[Data entries]
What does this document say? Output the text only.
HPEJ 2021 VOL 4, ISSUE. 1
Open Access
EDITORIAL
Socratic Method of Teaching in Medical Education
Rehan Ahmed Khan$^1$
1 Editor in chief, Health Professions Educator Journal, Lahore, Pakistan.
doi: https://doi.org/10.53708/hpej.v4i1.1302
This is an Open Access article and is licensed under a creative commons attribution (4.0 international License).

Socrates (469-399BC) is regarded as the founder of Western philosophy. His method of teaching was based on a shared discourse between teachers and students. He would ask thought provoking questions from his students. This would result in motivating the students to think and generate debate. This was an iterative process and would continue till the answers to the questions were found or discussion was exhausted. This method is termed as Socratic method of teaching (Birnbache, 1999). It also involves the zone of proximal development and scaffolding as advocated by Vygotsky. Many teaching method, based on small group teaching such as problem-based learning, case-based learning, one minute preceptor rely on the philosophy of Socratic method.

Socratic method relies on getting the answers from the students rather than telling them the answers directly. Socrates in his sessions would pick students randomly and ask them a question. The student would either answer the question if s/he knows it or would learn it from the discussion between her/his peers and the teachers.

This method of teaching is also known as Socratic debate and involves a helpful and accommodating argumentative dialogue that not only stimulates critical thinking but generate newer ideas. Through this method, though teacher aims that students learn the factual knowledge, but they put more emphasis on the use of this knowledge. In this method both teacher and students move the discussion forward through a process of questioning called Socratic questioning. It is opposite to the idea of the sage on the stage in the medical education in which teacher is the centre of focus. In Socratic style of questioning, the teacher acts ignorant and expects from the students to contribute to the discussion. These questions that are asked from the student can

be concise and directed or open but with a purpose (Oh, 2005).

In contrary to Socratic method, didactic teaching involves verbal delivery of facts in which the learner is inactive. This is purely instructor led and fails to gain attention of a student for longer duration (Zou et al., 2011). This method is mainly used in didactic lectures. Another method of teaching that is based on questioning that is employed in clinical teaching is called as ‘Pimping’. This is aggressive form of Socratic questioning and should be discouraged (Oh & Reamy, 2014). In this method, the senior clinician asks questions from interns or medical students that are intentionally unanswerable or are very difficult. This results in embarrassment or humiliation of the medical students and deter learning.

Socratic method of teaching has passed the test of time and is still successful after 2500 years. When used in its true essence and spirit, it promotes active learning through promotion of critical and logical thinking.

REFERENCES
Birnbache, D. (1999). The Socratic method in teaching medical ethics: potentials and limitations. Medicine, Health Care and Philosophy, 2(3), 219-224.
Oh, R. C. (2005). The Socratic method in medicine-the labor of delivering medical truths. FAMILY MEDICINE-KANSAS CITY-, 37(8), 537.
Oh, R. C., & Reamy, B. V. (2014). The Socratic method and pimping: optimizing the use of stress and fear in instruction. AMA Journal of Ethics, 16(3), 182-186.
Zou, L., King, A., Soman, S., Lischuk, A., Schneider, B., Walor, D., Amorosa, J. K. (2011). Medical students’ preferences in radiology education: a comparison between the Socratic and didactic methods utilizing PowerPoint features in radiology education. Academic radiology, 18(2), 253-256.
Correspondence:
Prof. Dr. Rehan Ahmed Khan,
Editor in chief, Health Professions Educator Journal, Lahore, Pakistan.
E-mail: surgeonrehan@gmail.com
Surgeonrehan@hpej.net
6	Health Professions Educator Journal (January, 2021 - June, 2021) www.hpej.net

— Directive —
Show all lines from the data above in which the word "through" appears.

— The solution —
This method of teaching is also known as Socratic debate and involves a helpful and accommodating argumentative dialogue that not only stimulates critical thinking but generate newer ideas. Through this method, though teacher aims that students learn the factual knowledge, but they put more emphasis on the use of this knowledge. In this method both teacher and students move the discussion forward through a process of questioning called Socratic questioning. It is opposite to the idea of the sage on the stage in the medical education in which teacher is the centre of focus. In Socratic style of questioning, the teacher acts ignorant and expects from the students to contribute to the discussion. These questions that are asked from the student can
Socratic method of teaching has passed the test of time and is still successful after 2500 years. When used in its true essence and spirit, it promotes active learning through promotion of critical and logical thinking.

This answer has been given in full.